__What you need to do__:
Extract each line where the string "name" shows up.

--- START Information shown ---

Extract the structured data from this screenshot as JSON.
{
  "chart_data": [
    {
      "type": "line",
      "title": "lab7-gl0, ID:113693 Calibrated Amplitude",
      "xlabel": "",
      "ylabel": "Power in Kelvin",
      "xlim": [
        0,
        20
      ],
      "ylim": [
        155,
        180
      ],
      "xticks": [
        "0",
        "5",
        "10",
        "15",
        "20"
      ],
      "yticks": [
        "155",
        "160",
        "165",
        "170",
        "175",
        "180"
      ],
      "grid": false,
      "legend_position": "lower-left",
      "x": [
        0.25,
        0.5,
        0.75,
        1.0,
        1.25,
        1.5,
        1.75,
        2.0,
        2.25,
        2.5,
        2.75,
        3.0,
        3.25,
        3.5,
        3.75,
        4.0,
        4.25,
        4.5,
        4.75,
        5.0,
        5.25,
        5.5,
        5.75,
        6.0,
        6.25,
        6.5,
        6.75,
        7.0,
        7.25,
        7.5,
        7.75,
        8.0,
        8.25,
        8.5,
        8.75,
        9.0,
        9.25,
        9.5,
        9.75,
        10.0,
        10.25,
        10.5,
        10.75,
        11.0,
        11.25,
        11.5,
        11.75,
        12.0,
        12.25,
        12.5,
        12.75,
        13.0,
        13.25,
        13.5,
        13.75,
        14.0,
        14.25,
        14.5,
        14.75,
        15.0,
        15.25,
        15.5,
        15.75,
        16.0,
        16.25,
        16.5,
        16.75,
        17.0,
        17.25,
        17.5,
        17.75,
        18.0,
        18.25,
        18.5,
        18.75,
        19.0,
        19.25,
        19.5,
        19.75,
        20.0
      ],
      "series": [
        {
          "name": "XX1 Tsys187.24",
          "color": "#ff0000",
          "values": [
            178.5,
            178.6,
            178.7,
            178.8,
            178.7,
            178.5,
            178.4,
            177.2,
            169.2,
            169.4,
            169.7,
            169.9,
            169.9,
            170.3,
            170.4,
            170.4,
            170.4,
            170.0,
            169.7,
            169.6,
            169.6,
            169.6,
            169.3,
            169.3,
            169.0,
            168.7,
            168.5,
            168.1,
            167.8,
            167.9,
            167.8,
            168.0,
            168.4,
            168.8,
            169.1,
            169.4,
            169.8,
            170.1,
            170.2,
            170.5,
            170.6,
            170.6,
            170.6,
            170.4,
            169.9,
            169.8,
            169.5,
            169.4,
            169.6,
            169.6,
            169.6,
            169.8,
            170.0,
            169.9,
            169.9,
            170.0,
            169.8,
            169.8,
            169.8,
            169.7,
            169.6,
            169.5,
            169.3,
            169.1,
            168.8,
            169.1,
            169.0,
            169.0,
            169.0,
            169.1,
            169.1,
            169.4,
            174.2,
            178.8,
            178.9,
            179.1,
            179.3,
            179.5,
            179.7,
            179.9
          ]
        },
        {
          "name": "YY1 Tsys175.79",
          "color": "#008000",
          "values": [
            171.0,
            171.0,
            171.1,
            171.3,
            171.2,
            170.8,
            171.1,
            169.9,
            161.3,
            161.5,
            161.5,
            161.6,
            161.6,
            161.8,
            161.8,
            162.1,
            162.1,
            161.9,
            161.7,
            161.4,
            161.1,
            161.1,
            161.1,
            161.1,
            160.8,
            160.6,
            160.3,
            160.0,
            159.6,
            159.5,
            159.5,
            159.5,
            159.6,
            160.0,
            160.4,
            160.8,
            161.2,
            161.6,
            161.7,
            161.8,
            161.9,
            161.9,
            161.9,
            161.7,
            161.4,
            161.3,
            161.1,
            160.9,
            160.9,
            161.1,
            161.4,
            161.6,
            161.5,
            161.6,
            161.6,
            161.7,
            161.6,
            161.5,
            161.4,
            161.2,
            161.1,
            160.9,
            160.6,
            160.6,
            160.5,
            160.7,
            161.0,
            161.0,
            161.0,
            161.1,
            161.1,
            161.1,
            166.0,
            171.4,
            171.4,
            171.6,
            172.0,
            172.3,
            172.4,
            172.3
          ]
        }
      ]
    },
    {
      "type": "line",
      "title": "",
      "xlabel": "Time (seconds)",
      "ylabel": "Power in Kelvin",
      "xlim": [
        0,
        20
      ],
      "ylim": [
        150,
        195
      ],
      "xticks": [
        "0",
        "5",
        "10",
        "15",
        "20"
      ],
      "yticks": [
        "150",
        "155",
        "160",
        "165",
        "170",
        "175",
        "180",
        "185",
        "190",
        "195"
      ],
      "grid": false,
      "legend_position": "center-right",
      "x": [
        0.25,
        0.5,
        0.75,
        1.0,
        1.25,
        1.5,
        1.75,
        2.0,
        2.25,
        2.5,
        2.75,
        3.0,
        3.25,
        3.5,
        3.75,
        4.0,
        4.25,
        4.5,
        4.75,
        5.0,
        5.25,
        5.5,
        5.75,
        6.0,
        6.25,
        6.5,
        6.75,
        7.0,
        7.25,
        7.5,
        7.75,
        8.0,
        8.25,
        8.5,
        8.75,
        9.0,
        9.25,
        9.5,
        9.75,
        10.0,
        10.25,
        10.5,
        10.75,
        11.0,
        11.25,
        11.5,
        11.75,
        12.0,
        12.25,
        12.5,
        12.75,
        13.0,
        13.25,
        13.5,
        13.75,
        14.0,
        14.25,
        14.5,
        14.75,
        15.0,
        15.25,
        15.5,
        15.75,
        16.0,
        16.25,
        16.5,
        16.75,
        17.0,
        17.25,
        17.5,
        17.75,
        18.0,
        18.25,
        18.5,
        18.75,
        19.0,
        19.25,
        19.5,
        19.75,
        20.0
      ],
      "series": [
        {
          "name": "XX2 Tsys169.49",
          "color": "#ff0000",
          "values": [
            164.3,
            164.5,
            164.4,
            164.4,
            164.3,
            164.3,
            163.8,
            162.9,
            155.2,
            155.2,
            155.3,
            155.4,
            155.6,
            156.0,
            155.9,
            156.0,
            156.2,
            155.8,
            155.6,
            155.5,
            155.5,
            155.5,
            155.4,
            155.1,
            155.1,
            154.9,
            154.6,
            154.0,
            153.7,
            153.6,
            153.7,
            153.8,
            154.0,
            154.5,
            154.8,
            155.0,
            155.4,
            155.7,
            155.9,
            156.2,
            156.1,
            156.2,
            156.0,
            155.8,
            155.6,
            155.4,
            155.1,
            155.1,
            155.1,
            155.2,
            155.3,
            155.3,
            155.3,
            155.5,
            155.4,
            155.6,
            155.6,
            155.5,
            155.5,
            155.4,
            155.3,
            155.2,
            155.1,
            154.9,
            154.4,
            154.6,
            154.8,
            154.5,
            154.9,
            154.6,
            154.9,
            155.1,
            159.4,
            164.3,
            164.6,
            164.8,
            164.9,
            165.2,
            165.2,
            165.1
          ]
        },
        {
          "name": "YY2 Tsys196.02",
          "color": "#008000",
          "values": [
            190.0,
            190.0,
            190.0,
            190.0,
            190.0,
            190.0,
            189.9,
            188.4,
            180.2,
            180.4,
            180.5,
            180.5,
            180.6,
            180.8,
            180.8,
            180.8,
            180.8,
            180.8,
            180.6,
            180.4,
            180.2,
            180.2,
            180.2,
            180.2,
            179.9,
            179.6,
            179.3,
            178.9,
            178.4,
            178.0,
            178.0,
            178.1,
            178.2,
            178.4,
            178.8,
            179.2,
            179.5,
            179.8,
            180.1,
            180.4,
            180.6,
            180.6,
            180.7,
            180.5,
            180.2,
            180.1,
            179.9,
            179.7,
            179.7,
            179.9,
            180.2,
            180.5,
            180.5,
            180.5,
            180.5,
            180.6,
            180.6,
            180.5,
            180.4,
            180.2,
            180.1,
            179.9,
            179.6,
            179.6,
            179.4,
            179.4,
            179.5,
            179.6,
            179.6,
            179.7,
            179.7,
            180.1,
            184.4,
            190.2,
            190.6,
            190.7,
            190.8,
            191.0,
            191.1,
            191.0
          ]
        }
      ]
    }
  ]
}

--- END Information shown ---

__Result below__:
          "name": "XX1 Tsys187.24",
          "name": "YY1 Tsys175.79",
          "name": "XX2 Tsys169.49",
          "name": "YY2 Tsys196.02",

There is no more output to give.